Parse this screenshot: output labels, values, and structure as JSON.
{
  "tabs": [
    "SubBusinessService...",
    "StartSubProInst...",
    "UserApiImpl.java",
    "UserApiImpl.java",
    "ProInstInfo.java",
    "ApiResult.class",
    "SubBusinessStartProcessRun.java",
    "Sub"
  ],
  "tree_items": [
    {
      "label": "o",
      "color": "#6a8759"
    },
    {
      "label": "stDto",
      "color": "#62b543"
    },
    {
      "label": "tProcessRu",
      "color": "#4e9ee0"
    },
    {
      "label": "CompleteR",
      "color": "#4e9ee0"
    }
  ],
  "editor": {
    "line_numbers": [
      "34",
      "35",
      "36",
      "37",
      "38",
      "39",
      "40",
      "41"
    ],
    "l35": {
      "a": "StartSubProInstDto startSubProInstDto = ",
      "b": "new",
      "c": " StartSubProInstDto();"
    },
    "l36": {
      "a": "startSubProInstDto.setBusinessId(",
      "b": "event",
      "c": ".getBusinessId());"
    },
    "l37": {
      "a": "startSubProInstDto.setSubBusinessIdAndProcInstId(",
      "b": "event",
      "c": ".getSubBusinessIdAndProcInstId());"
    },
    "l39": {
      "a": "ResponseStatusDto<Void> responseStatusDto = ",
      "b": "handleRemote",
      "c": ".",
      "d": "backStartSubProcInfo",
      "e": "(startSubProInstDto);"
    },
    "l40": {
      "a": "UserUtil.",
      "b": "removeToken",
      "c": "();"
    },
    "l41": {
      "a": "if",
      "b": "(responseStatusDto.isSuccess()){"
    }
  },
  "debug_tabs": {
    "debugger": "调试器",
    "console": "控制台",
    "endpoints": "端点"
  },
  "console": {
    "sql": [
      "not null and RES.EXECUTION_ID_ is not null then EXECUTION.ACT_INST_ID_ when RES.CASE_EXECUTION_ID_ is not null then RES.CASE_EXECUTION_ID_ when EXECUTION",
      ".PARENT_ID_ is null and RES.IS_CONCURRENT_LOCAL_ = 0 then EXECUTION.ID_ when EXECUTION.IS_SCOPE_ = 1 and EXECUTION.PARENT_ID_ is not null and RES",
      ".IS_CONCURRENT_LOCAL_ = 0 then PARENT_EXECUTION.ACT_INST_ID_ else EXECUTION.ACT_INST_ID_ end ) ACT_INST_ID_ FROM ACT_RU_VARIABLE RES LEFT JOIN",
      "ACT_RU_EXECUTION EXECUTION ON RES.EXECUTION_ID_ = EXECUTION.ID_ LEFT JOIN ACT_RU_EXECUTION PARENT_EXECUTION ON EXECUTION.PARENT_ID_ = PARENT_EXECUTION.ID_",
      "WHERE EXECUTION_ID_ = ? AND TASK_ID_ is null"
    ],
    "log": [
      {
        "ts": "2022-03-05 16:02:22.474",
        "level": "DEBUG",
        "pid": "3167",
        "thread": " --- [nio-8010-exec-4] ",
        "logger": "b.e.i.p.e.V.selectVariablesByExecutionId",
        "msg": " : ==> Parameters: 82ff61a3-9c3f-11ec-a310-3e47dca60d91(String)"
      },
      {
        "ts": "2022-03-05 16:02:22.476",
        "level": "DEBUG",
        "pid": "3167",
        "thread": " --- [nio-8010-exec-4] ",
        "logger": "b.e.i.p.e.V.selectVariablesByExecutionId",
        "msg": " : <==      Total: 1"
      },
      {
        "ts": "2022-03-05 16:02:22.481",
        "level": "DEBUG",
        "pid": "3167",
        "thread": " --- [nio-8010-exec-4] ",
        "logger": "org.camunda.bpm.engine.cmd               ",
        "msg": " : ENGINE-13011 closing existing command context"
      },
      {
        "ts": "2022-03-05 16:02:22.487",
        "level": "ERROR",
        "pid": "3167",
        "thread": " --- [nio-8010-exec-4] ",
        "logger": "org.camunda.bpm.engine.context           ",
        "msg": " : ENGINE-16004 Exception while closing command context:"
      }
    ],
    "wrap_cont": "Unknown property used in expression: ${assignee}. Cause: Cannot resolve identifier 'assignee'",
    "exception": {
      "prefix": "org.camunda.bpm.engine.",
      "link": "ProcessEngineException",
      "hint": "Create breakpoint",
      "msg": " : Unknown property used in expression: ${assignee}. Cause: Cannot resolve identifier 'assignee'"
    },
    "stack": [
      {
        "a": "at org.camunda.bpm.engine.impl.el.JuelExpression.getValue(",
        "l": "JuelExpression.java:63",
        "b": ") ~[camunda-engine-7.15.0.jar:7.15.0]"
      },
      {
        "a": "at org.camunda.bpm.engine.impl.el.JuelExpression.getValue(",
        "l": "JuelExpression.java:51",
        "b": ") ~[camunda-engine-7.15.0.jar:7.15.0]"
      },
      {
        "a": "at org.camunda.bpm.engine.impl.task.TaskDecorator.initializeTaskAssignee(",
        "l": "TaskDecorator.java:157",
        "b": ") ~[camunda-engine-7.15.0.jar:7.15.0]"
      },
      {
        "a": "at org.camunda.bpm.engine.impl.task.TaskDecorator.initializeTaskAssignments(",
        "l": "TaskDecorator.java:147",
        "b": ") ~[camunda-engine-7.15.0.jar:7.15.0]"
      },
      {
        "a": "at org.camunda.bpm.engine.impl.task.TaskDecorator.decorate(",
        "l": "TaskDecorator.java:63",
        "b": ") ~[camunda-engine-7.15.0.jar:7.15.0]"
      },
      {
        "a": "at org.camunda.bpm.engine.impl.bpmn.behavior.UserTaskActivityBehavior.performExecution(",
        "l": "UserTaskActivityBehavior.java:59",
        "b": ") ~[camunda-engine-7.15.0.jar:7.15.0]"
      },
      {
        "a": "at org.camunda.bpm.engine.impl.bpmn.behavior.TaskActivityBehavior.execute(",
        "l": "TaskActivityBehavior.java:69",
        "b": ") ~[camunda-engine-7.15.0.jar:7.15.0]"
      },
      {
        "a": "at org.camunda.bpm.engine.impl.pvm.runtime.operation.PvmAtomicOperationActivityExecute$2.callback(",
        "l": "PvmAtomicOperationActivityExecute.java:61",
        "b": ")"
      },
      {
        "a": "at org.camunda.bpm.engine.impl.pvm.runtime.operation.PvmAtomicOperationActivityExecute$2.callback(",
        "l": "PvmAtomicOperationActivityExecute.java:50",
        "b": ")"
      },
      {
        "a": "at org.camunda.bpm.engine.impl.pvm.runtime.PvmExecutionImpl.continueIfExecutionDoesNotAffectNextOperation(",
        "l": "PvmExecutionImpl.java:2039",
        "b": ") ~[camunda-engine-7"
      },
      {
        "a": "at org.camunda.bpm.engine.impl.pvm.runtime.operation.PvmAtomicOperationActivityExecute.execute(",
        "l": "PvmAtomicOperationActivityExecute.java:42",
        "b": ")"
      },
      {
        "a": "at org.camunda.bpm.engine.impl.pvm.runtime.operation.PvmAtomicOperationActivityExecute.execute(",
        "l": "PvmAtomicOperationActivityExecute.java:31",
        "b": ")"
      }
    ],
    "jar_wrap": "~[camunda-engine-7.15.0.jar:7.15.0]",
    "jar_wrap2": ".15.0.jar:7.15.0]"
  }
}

********************

Extract each line from the listing above, please, and repeat it exactly.

Parse this screenshot: output labels, values, and structure as JSON.
{
  "tabs": [
    "SubBusinessService...",
    "StartSubProInst...",
    "UserApiImpl.java",
    "UserApiImpl.java",
    "ProInstInfo.java",
    "ApiResult.class",
    "SubBusinessStartProcessRun.java",
    "Sub"
  ],
  "tree_items": [
    {
      "label": "o",
      "color": "#6a8759"
    },
    {
      "label": "stDto",
      "color": "#62b543"
    },
    {
      "label": "tProcessRu",
      "color": "#4e9ee0"
    },
    {
      "label": "CompleteR",
      "color": "#4e9ee0"
    }
  ],
  "editor": {
    "line_numbers": [
      "34",
      "35",
      "36",
      "37",
      "38",
      "39",
      "40",
      "41"
    ],
    "l35": {
      "a": "StartSubProInstDto startSubProInstDto = ",
      "b": "new",
      "c": " StartSubProInstDto();"
    },
    "l36": {
      "a": "startSubProInstDto.setBusinessId(",
      "b": "event",
      "c": ".getBusinessId());"
    },
    "l37": {
      "a": "startSubProInstDto.setSubBusinessIdAndProcInstId(",
      "b": "event",
      "c": ".getSubBusinessIdAndProcInstId());"
    },
    "l39": {
      "a": "ResponseStatusDto<Void> responseStatusDto = ",
      "b": "handleRemote",
      "c": ".",
      "d": "backStartSubProcInfo",
      "e": "(startSubProInstDto);"
    },
    "l40": {
      "a": "UserUtil.",
      "b": "removeToken",
      "c": "();"
    },
    "l41": {
      "a": "if",
      "b": "(responseStatusDto.isSuccess()){"
    }
  },
  "debug_tabs": {
    "debugger": "调试器",
    "console": "控制台",
    "endpoints": "端点"
  },
  "console": {
    "sql": [
      "not null and RES.EXECUTION_ID_ is not null then EXECUTION.ACT_INST_ID_ when RES.CASE_EXECUTION_ID_ is not null then RES.CASE_EXECUTION_ID_ when EXECUTION",
      ".PARENT_ID_ is null and RES.IS_CONCURRENT_LOCAL_ = 0 then EXECUTION.ID_ when EXECUTION.IS_SCOPE_ = 1 and EXECUTION.PARENT_ID_ is not null and RES",
      ".IS_CONCURRENT_LOCAL_ = 0 then PARENT_EXECUTION.ACT_INST_ID_ else EXECUTION.ACT_INST_ID_ end ) ACT_INST_ID_ FROM ACT_RU_VARIABLE RES LEFT JOIN",
      "ACT_RU_EXECUTION EXECUTION ON RES.EXECUTION_ID_ = EXECUTION.ID_ LEFT JOIN ACT_RU_EXECUTION PARENT_EXECUTION ON EXECUTION.PARENT_ID_ = PARENT_EXECUTION.ID_",
      "WHERE EXECUTION_ID_ = ? AND TASK_ID_ is null"
    ],
    "log": [
      {
        "ts": "2022-03-05 16:02:22.474",
        "level": "DEBUG",
        "pid": "3167",
        "thread": " --- [nio-8010-exec-4] ",
        "logger": "b.e.i.p.e.V.selectVariablesByExecutionId",
        "msg": " : ==> Parameters: 82ff61a3-9c3f-11ec-a310-3e47dca60d91(String)"
      },
      {
        "ts": "2022-03-05 16:02:22.476",
        "level": "DEBUG",
        "pid": "3167",
        "thread": " --- [nio-8010-exec-4] ",
        "logger": "b.e.i.p.e.V.selectVariablesByExecutionId",
        "msg": " : <==      Total: 1"
      },
      {
        "ts": "2022-03-05 16:02:22.481",
        "level": "DEBUG",
        "pid": "3167",
        "thread": " --- [nio-8010-exec-4] ",
        "logger": "org.camunda.bpm.engine.cmd               ",
        "msg": " : ENGINE-13011 closing existing command context"
      },
      {
        "ts": "2022-03-05 16:02:22.487",
        "level": "ERROR",
        "pid": "3167",
        "thread": " --- [nio-8010-exec-4] ",
        "logger": "org.camunda.bpm.engine.context           ",
        "msg": " : ENGINE-16004 Exception while closing command context:"
      }
    ],
    "wrap_cont": "Unknown property used in expression: ${assignee}. Cause: Cannot resolve identifier 'assignee'",
    "exception": {
      "prefix": "org.camunda.bpm.engine.",
      "link": "ProcessEngineException",
      "hint": "Create breakpoint",
      "msg": " : Unknown property used in expression: ${assignee}. Cause: Cannot resolve identifier 'assignee'"
    },
    "stack": [
      {
        "a": "at org.camunda.bpm.engine.impl.el.JuelExpression.getValue(",
        "l": "JuelExpression.java:63",
        "b": ") ~[camunda-engine-7.15.0.jar:7.15.0]"
      },
      {
        "a": "at org.camunda.bpm.engine.impl.el.JuelExpression.getValue(",
        "l": "JuelExpression.java:51",
        "b": ") ~[camunda-engine-7.15.0.jar:7.15.0]"
      },
      {
        "a": "at org.camunda.bpm.engine.impl.task.TaskDecorator.initializeTaskAssignee(",
        "l": "TaskDecorator.java:157",
        "b": ") ~[camunda-engine-7.15.0.jar:7.15.0]"
      },
      {
        "a": "at org.camunda.bpm.engine.impl.task.TaskDecorator.initializeTaskAssignments(",
        "l": "TaskDecorator.java:147",
        "b": ") ~[camunda-engine-7.15.0.jar:7.15.0]"
      },
      {
        "a": "at org.camunda.bpm.engine.impl.task.TaskDecorator.decorate(",
        "l": "TaskDecorator.java:63",
        "b": ") ~[camunda-engine-7.15.0.jar:7.15.0]"
      },
      {
        "a": "at org.camunda.bpm.engine.impl.bpmn.behavior.UserTaskActivityBehavior.performExecution(",
        "l": "UserTaskActivityBehavior.java:59",
        "b": ") ~[camunda-engine-7.15.0.jar:7.15.0]"
      },
      {
        "a": "at org.camunda.bpm.engine.impl.bpmn.behavior.TaskActivityBehavior.execute(",
        "l": "TaskActivityBehavior.java:69",
        "b": ") ~[camunda-engine-7.15.0.jar:7.15.0]"
      },
      {
        "a": "at org.camunda.bpm.engine.impl.pvm.runtime.operation.PvmAtomicOperationActivityExecute$2.callback(",
        "l": "PvmAtomicOperationActivityExecute.java:61",
        "b": ")"
      },
      {
        "a": "at org.camunda.bpm.engine.impl.pvm.runtime.operation.PvmAtomicOperationActivityExecute$2.callback(",
        "l": "PvmAtomicOperationActivityExecute.java:50",
        "b": ")"
      },
      {
        "a": "at org.camunda.bpm.engine.impl.pvm.runtime.PvmExecutionImpl.continueIfExecutionDoesNotAffectNextOperation(",
        "l": "PvmExecutionImpl.java:2039",
        "b": ") ~[camunda-engine-7"
      },
      {
        "a": "at org.camunda.bpm.engine.impl.pvm.runtime.operation.PvmAtomicOperationActivityExecute.execute(",
        "l": "PvmAtomicOperationActivityExecute.java:42",
        "b": ")"
      },
      {
        "a": "at org.camunda.bpm.engine.impl.pvm.runtime.operation.PvmAtomicOperationActivityExecute.execute(",
        "l": "PvmAtomicOperationActivityExecute.java:31",
        "b": ")"
      }
    ],
    "jar_wrap": "~[camunda-engine-7.15.0.jar:7.15.0]",
    "jar_wrap2": ".15.0.jar:7.15.0]"
  }
}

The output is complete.